• **The request**
Examine each line of the data. Copy those that contain the string "JSON".

━━━ Listed records

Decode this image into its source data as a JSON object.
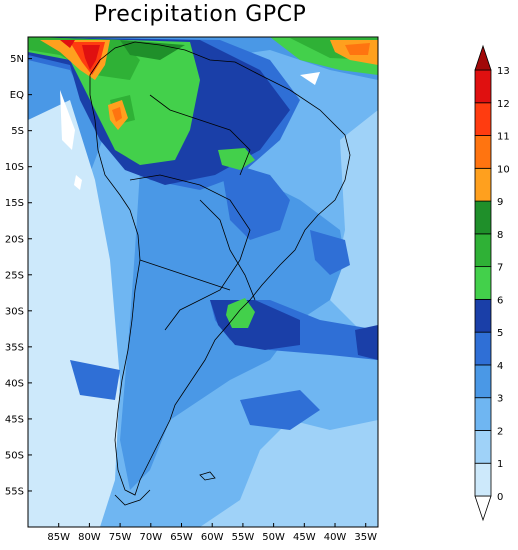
{
  "title": "Precipitation GPCP",
  "map": {
    "lat_labels": [
      "5N",
      "EQ",
      "5S",
      "10S",
      "15S",
      "20S",
      "25S",
      "30S",
      "35S",
      "40S",
      "45S",
      "50S",
      "55S"
    ],
    "lon_labels": [
      "85W",
      "80W",
      "75W",
      "70W",
      "65W",
      "60W",
      "55W",
      "50W",
      "45W",
      "40W",
      "35W"
    ],
    "lat_range": [
      8,
      -60
    ],
    "lon_range": [
      -90,
      -33
    ]
  },
  "colorbar": {
    "levels": [
      "0",
      "1",
      "2",
      "3",
      "4",
      "5",
      "6",
      "7",
      "8",
      "9",
      "10",
      "11",
      "12",
      "13"
    ],
    "colors": [
      "#ffffff",
      "#cde9fb",
      "#9fd2f8",
      "#6fb6f2",
      "#4a98e6",
      "#2f6fd6",
      "#1a3fa8",
      "#43d04b",
      "#2fb136",
      "#1f8f2a",
      "#ffa01e",
      "#ff7410",
      "#ff3c10",
      "#e01010",
      "#a10808"
    ]
  }
}
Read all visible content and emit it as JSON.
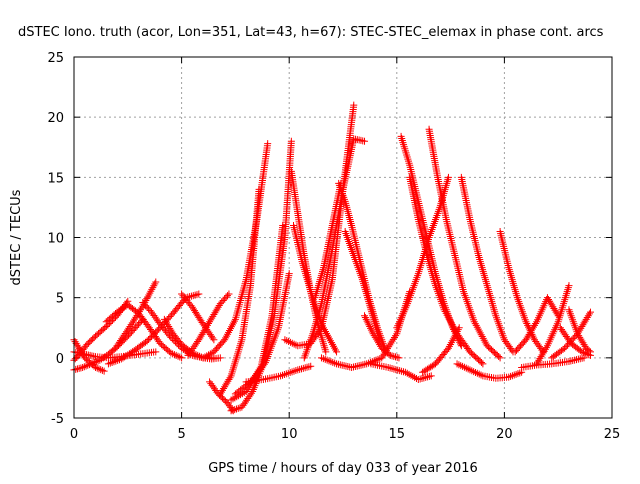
{
  "chart_data": {
    "type": "scatter",
    "title": "dSTEC Iono. truth (acor, Lon=351, Lat=43, h=67): STEC-STEC_elemax in phase cont. arcs",
    "xlabel": "GPS time / hours of day 033 of year 2016",
    "ylabel": "dSTEC  / TECUs",
    "xlim": [
      0,
      25
    ],
    "ylim": [
      -5,
      25
    ],
    "xticks": [
      0,
      5,
      10,
      15,
      20,
      25
    ],
    "yticks": [
      -5,
      0,
      5,
      10,
      15,
      20,
      25
    ],
    "grid": true,
    "marker": "+",
    "color": "#ff0000",
    "series": [
      {
        "x": [
          0.0,
          0.3,
          0.6,
          1.0,
          1.5,
          2.0,
          2.5
        ],
        "y": [
          -0.2,
          0.4,
          1.1,
          1.8,
          2.6,
          3.5,
          4.7
        ]
      },
      {
        "x": [
          0.0,
          0.5,
          1.0,
          1.4
        ],
        "y": [
          1.5,
          0.0,
          -0.8,
          -1.1
        ]
      },
      {
        "x": [
          0.0,
          0.4,
          0.8,
          1.2,
          1.6,
          2.0,
          2.6,
          3.2
        ],
        "y": [
          -1.0,
          -0.8,
          -0.5,
          -0.2,
          0.3,
          0.9,
          2.0,
          3.2
        ]
      },
      {
        "x": [
          0.0,
          0.5,
          1.0,
          1.6,
          2.2,
          3.0,
          3.8
        ],
        "y": [
          0.5,
          0.3,
          0.1,
          0.0,
          0.1,
          0.3,
          0.5
        ]
      },
      {
        "x": [
          1.5,
          2.0,
          2.5,
          3.0,
          3.5,
          4.0,
          4.5,
          5.0
        ],
        "y": [
          3.0,
          3.8,
          4.4,
          3.7,
          2.5,
          1.2,
          0.4,
          0.0
        ]
      },
      {
        "x": [
          2.0,
          2.6,
          3.2,
          3.8
        ],
        "y": [
          1.0,
          2.6,
          4.3,
          6.3
        ]
      },
      {
        "x": [
          3.2,
          3.6,
          4.0,
          4.5,
          5.0,
          5.5,
          6.0,
          6.5
        ],
        "y": [
          4.6,
          3.8,
          2.8,
          1.7,
          0.8,
          0.2,
          0.0,
          0.0
        ]
      },
      {
        "x": [
          1.6,
          2.2,
          2.8,
          3.4,
          4.0,
          4.6,
          5.2,
          5.8
        ],
        "y": [
          -0.5,
          -0.1,
          0.6,
          1.4,
          2.5,
          3.7,
          5.0,
          5.3
        ]
      },
      {
        "x": [
          4.2,
          4.6,
          5.0,
          5.5,
          6.0,
          6.4,
          6.8
        ],
        "y": [
          3.2,
          2.0,
          1.1,
          0.4,
          0.0,
          -0.1,
          0.0
        ]
      },
      {
        "x": [
          5.0,
          5.5,
          6.0,
          6.5
        ],
        "y": [
          5.3,
          4.2,
          2.8,
          1.5
        ]
      },
      {
        "x": [
          5.3,
          5.8,
          6.3,
          6.8,
          7.2
        ],
        "y": [
          0.2,
          1.5,
          3.0,
          4.5,
          5.3
        ]
      },
      {
        "x": [
          6.0,
          6.5,
          7.0,
          7.5,
          8.0,
          8.5,
          9.0
        ],
        "y": [
          0.0,
          0.5,
          1.5,
          3.2,
          6.5,
          11.5,
          17.8
        ]
      },
      {
        "x": [
          6.3,
          6.7,
          7.1,
          7.4
        ],
        "y": [
          -2.0,
          -3.0,
          -3.7,
          -4.4
        ]
      },
      {
        "x": [
          7.3,
          7.8,
          8.3,
          8.8,
          9.3,
          9.8,
          10.1
        ],
        "y": [
          -4.4,
          -4.1,
          -2.8,
          -0.5,
          3.5,
          10.0,
          18.0
        ]
      },
      {
        "x": [
          6.8,
          7.3,
          7.8,
          8.2,
          8.6
        ],
        "y": [
          -3.0,
          -1.5,
          1.5,
          6.0,
          14.0
        ]
      },
      {
        "x": [
          7.3,
          8.0,
          8.7,
          9.2,
          9.7
        ],
        "y": [
          -3.5,
          -2.8,
          -0.7,
          3.5,
          11.0
        ]
      },
      {
        "x": [
          7.5,
          8.2,
          8.9,
          9.5,
          10.0
        ],
        "y": [
          -3.0,
          -2.0,
          -0.4,
          2.5,
          7.0
        ]
      },
      {
        "x": [
          8.0,
          8.8,
          9.6,
          10.4,
          11.0
        ],
        "y": [
          -2.0,
          -1.8,
          -1.5,
          -1.0,
          -0.7
        ]
      },
      {
        "x": [
          10.1,
          10.4,
          10.7,
          11.0,
          11.3,
          11.7
        ],
        "y": [
          15.5,
          12.0,
          8.5,
          5.5,
          3.0,
          0.5
        ]
      },
      {
        "x": [
          10.2,
          10.6,
          11.0,
          11.5,
          12.2
        ],
        "y": [
          11.0,
          8.0,
          5.5,
          2.8,
          0.5
        ]
      },
      {
        "x": [
          9.8,
          10.4,
          11.0,
          11.5,
          12.0,
          12.5,
          13.0
        ],
        "y": [
          1.5,
          1.0,
          1.2,
          2.5,
          6.5,
          14.0,
          21.0
        ]
      },
      {
        "x": [
          10.7,
          11.1,
          11.5,
          12.0,
          12.5,
          13.0,
          13.5
        ],
        "y": [
          0.0,
          2.0,
          4.5,
          9.0,
          14.0,
          18.2,
          18.0
        ]
      },
      {
        "x": [
          11.2,
          11.6,
          12.0,
          12.4
        ],
        "y": [
          5.0,
          7.5,
          11.0,
          14.5
        ]
      },
      {
        "x": [
          12.3,
          12.6,
          12.9,
          13.3,
          13.7,
          14.1,
          14.5
        ],
        "y": [
          14.5,
          13.0,
          11.0,
          8.0,
          5.0,
          2.5,
          0.5
        ]
      },
      {
        "x": [
          12.6,
          13.0,
          13.4,
          13.8,
          14.2
        ],
        "y": [
          10.5,
          8.5,
          6.5,
          4.0,
          1.5
        ]
      },
      {
        "x": [
          13.5,
          13.9,
          14.3,
          14.7,
          15.1
        ],
        "y": [
          3.5,
          2.0,
          0.8,
          0.2,
          0.0
        ]
      },
      {
        "x": [
          11.5,
          12.2,
          12.9,
          13.6,
          14.3,
          15.0,
          15.6
        ],
        "y": [
          0.0,
          -0.5,
          -0.8,
          -0.5,
          0.0,
          2.0,
          5.5
        ]
      },
      {
        "x": [
          15.2,
          15.6,
          16.0,
          16.4,
          16.8,
          17.2,
          17.6,
          18.0
        ],
        "y": [
          18.4,
          16.0,
          13.0,
          10.0,
          7.0,
          4.5,
          2.5,
          1.0
        ]
      },
      {
        "x": [
          15.6,
          16.0,
          16.4,
          16.8,
          17.2,
          17.8,
          18.4,
          19.0
        ],
        "y": [
          15.0,
          11.5,
          8.5,
          6.0,
          4.0,
          2.0,
          0.5,
          -0.5
        ]
      },
      {
        "x": [
          16.5,
          16.9,
          17.3,
          17.7,
          18.1,
          18.6,
          19.2,
          19.8
        ],
        "y": [
          19.0,
          15.0,
          11.5,
          8.5,
          5.5,
          3.0,
          1.0,
          0.0
        ]
      },
      {
        "x": [
          18.0,
          18.4,
          18.8,
          19.2,
          19.6,
          20.0,
          20.4
        ],
        "y": [
          15.0,
          11.5,
          8.5,
          6.0,
          3.5,
          1.5,
          0.5
        ]
      },
      {
        "x": [
          13.8,
          14.6,
          15.4,
          16.0,
          16.6
        ],
        "y": [
          -0.5,
          -0.8,
          -1.2,
          -1.8,
          -1.5
        ]
      },
      {
        "x": [
          15.0,
          15.5,
          16.0,
          16.5,
          17.0,
          17.4
        ],
        "y": [
          2.5,
          4.5,
          7.0,
          10.0,
          12.5,
          15.0
        ]
      },
      {
        "x": [
          16.2,
          16.8,
          17.4,
          17.9
        ],
        "y": [
          -1.2,
          -0.5,
          0.8,
          2.5
        ]
      },
      {
        "x": [
          17.8,
          18.4,
          19.0,
          19.6,
          20.2,
          20.8
        ],
        "y": [
          -0.5,
          -1.0,
          -1.5,
          -1.7,
          -1.6,
          -1.2
        ]
      },
      {
        "x": [
          19.8,
          20.2,
          20.6,
          21.0,
          21.4,
          21.8
        ],
        "y": [
          10.5,
          7.5,
          5.0,
          3.0,
          1.5,
          0.5
        ]
      },
      {
        "x": [
          20.5,
          21.0,
          21.5,
          22.0,
          22.5
        ],
        "y": [
          0.5,
          1.5,
          3.0,
          5.0,
          3.5
        ]
      },
      {
        "x": [
          20.8,
          21.5,
          22.2,
          23.0,
          23.7
        ],
        "y": [
          -0.8,
          -0.6,
          -0.5,
          -0.3,
          0.0
        ]
      },
      {
        "x": [
          21.5,
          22.0,
          22.5,
          23.0
        ],
        "y": [
          -0.5,
          1.0,
          3.0,
          6.0
        ]
      },
      {
        "x": [
          22.2,
          22.8,
          23.4,
          24.0
        ],
        "y": [
          0.0,
          0.8,
          2.0,
          3.8
        ]
      },
      {
        "x": [
          22.6,
          23.1,
          23.6,
          24.0
        ],
        "y": [
          2.5,
          1.2,
          0.5,
          0.2
        ]
      },
      {
        "x": [
          23.0,
          23.4,
          23.8,
          24.0
        ],
        "y": [
          4.0,
          2.0,
          0.8,
          0.5
        ]
      }
    ]
  }
}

━━━━━━

• **Solution for this exercise**
Decode this image into its source data as a JSON object.
Read all visible content and emit it as JSON.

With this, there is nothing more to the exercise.